Document extract:
= = =
# "Bajoxi" - Lampropeltis Triangulum Hondurensis Albino Orange



## Polainas9 (Dec 17, 2012)

Here's the Honduran Milk Snake of my girlfriend (and mine too  ) born in 09/2011 and sexed as male.

(Photos in chronological order with the terrariums wich has passed by):


































It is visually the same as "Albino Tangerine" morph but it doesn't have the tangerine gene...  (And a low price too)


----------



## clairmont (Dec 17, 2012)

WOW what an amazing looking snake!


----------



## caliherp (Dec 17, 2012)

Amazing, I swore if I ever got a colubrid it would be a albino pueblan milk snake.


----------



## Xeaal (Dec 17, 2012)

Wow!! He is like a little candy-cane  So cute and what a lovely bright colour. Almost doesn't look real.


----------



## Justdragons (Dec 17, 2012)

such vibrant colours.. Very nice looking snake


----------



## Gonemad (Dec 17, 2012)

Wow that is a stunning snake. Nice colours


----------



## Polainas9 (Dec 17, 2012)

Thanks!

The funny part of the colors is when he's just about to shed, the red turns into pink.


----------



## MonitorMayhem (Dec 20, 2012)

wow that thing looks awesome wish we could keep them very nice


----------
= = =
Data section:
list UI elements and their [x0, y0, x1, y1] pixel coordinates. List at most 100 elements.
= = =
List every distinct username that appears as a poster in the forum thread about the Honduran milk snake.

Final answer:
Polainas9, clairmont, caliherp, Xeaal, Justdragons, Gonemad, MonitorMayhem